START Materials provided

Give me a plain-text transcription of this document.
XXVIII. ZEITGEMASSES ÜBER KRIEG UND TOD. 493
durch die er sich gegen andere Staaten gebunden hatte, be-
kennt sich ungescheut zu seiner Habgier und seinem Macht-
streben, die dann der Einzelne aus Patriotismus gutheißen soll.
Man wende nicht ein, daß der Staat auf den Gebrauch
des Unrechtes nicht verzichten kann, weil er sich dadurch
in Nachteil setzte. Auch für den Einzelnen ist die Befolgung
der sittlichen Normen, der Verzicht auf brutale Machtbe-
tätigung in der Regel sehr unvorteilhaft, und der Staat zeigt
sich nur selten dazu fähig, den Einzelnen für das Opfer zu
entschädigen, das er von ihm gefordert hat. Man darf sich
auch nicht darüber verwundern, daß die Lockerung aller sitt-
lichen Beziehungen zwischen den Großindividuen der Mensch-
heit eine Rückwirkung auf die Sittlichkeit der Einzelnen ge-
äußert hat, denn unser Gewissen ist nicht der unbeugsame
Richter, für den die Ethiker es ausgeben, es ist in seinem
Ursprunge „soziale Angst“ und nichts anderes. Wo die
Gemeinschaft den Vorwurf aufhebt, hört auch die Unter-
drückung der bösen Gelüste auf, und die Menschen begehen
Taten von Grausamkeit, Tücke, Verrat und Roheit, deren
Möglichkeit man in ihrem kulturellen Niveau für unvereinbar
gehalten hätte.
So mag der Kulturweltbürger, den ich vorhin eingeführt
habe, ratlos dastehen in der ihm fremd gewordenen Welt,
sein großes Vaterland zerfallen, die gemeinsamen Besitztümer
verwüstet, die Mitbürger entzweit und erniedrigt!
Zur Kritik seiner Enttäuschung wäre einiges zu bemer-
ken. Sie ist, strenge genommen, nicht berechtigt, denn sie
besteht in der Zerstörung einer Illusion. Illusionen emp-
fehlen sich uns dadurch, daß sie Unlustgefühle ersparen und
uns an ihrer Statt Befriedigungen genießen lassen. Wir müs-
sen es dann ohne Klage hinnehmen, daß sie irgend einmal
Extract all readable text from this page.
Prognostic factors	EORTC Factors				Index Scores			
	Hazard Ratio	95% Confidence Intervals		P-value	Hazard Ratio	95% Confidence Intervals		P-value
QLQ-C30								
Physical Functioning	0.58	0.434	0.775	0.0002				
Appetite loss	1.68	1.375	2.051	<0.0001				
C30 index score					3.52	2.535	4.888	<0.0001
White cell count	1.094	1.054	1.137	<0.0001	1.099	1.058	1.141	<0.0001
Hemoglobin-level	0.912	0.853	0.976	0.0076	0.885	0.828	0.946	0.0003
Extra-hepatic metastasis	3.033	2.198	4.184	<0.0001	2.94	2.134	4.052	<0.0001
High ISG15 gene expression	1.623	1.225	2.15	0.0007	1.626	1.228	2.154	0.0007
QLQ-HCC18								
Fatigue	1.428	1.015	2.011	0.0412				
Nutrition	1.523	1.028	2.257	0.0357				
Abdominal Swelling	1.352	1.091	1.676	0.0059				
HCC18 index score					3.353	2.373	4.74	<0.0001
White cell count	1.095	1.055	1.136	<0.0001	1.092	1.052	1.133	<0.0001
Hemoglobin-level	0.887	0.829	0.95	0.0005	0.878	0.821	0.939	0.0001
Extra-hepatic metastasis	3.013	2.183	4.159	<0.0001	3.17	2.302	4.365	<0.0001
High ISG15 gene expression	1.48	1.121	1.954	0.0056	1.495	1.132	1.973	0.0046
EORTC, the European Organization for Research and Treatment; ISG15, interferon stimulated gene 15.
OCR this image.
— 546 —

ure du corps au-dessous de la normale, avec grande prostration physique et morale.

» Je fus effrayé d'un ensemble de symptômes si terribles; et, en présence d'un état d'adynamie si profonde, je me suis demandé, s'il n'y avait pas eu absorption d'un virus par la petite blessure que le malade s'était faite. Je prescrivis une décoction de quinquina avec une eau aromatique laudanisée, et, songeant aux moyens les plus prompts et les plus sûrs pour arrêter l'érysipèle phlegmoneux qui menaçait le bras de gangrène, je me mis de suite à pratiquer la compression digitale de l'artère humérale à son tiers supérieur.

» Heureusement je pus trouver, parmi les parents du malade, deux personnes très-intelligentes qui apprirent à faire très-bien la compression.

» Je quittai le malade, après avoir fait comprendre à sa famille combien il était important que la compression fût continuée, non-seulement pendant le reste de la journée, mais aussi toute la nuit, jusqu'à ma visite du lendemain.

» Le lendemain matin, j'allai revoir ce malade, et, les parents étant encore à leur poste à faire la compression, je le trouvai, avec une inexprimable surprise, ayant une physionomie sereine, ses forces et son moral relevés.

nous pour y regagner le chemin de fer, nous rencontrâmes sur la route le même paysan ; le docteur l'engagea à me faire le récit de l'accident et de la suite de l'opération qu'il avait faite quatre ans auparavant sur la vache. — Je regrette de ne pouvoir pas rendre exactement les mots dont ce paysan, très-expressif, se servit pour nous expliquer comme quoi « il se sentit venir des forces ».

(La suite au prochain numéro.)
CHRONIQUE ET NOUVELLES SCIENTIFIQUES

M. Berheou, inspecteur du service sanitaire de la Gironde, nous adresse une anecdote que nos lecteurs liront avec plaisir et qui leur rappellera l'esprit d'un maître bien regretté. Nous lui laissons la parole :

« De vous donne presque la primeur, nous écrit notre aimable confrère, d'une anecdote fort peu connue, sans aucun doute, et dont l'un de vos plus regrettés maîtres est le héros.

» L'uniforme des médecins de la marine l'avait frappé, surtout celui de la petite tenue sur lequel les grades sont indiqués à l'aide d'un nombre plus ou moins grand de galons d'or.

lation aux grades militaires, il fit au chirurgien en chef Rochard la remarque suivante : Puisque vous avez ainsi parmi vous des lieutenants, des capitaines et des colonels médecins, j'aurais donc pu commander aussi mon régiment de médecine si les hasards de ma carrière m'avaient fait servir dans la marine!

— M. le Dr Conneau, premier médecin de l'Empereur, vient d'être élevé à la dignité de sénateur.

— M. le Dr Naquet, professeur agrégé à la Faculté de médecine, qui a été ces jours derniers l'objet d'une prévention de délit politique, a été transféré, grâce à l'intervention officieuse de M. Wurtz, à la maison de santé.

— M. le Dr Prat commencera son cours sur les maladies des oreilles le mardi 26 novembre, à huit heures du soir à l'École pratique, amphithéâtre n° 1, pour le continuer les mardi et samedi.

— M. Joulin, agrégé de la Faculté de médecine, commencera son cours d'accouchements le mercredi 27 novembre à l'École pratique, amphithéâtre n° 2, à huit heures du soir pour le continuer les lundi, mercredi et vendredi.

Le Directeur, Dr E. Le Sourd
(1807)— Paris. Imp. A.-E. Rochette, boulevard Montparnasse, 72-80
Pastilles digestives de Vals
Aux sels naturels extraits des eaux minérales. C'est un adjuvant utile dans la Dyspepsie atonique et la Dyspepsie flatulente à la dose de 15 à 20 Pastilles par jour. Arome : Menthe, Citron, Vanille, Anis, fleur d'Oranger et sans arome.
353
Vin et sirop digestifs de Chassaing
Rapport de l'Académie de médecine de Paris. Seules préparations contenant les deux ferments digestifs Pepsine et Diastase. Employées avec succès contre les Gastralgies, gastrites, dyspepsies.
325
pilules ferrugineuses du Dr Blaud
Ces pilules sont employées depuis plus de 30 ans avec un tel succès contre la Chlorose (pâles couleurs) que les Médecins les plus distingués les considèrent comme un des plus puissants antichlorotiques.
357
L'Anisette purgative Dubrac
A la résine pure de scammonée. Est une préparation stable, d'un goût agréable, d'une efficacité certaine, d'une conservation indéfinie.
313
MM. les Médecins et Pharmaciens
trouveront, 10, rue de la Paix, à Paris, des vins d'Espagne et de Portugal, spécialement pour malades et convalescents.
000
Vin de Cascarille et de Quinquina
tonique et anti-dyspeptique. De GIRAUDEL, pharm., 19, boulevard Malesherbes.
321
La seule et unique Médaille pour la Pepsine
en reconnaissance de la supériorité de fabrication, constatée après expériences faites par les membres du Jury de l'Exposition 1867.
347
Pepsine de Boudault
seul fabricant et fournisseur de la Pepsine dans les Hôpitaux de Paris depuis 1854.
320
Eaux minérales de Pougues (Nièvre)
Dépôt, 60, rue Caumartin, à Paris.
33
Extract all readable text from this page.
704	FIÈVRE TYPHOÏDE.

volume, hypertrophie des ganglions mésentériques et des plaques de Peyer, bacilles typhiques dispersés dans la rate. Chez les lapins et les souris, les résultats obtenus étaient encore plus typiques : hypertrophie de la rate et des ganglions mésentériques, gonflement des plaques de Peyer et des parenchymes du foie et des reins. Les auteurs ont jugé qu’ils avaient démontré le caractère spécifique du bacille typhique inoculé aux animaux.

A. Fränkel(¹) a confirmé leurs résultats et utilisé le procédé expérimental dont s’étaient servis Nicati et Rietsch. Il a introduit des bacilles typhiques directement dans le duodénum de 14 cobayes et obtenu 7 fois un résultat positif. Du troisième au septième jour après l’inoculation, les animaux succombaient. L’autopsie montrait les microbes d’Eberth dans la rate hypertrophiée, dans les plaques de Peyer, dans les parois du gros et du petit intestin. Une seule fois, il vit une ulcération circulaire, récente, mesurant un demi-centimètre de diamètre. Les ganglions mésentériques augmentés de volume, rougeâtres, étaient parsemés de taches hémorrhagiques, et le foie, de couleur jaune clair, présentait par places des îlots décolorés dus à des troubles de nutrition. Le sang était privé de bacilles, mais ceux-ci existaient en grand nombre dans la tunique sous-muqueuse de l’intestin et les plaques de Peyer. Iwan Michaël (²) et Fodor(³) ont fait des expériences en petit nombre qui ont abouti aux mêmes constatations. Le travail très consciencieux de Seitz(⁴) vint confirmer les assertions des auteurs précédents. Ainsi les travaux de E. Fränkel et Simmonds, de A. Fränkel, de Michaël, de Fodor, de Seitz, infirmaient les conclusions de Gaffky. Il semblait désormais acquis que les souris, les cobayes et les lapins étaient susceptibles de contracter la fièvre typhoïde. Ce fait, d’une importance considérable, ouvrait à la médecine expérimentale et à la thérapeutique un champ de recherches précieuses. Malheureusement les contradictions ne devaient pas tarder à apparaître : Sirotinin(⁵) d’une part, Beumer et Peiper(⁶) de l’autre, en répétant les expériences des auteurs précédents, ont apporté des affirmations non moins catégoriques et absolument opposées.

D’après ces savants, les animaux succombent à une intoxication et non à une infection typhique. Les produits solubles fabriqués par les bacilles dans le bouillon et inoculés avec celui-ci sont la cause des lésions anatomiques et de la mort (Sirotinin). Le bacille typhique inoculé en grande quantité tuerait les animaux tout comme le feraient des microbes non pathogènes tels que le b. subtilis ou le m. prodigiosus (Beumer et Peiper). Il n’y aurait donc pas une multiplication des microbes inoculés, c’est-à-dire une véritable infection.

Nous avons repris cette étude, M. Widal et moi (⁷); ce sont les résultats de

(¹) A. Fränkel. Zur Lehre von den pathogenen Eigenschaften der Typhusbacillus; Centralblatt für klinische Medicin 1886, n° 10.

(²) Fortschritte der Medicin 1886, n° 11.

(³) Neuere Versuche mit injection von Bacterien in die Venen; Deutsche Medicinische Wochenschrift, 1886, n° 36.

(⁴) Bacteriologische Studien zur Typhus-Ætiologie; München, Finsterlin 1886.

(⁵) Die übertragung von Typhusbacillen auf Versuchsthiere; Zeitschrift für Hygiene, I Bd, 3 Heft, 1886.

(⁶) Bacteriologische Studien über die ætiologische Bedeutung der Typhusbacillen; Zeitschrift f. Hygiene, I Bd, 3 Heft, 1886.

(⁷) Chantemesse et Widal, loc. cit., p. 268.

END Materials provided

▶ **Your task**
Copy every line of the data where "metastasis" is found.

▶ **Answer to the problem**
Extra-hepatic metastasis	3.033	2.198	4.184	<0.0001	2.94	2.134	4.052	<0.0001
Extra-hepatic metastasis	3.013	2.183	4.159	<0.0001	3.17	2.302	4.365	<0.0001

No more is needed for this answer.